> **Record excerpts**:

>> start

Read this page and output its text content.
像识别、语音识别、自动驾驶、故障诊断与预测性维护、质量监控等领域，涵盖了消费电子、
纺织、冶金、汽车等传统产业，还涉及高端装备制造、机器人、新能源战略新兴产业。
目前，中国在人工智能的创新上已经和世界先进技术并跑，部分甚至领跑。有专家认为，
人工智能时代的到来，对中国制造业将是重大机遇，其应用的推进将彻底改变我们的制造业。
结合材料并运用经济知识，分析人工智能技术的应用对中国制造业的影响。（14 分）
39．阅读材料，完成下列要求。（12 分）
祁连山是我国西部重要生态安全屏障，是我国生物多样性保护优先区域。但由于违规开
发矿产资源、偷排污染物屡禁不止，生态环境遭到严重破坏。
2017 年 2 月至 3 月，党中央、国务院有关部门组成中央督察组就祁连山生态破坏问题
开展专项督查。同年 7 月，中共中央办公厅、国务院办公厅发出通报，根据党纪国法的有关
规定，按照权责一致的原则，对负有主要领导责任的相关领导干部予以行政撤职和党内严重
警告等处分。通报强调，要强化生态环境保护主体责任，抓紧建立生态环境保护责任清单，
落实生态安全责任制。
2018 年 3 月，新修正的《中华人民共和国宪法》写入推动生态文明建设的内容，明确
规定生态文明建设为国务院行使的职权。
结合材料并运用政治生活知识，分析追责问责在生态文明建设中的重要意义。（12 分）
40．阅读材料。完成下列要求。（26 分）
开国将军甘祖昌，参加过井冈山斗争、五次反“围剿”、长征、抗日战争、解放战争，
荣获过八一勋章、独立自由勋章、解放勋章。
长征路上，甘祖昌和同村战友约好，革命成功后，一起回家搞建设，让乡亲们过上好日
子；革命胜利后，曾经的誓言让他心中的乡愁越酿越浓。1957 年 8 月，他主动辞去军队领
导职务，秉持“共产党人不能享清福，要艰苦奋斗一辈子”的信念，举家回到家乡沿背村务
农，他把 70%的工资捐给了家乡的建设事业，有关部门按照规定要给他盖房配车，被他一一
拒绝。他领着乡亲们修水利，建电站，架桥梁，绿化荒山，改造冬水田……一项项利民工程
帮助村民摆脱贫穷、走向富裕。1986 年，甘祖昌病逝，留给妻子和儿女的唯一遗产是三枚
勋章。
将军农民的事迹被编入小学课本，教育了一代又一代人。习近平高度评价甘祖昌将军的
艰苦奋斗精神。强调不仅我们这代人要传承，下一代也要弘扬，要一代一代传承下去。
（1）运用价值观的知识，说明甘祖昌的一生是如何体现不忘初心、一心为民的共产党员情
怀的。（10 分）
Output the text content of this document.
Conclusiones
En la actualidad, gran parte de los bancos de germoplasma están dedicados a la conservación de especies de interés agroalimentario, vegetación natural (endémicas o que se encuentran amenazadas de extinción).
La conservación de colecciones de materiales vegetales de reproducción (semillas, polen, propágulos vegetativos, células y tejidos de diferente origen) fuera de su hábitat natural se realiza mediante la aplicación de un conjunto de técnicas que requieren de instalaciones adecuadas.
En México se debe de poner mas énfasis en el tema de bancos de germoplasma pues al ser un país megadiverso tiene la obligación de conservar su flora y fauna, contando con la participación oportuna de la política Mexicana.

>> end

> **Problem**:
Collect the complete line wherever the string "bancos" appears in the records.

> **Task solution**:
En la actualidad, gran parte de los bancos de germoplasma están dedicados a la conservación de especies de interés agroalimentario, vegetación natural (endémicas o que se encuentran amenazadas de extinción).
En México se debe de poner mas énfasis en el tema de bancos de germoplasma pues al ser un país megadiverso tiene la obligación de conservar su flora y fauna, contando con la participación oportuna de la política Mexicana.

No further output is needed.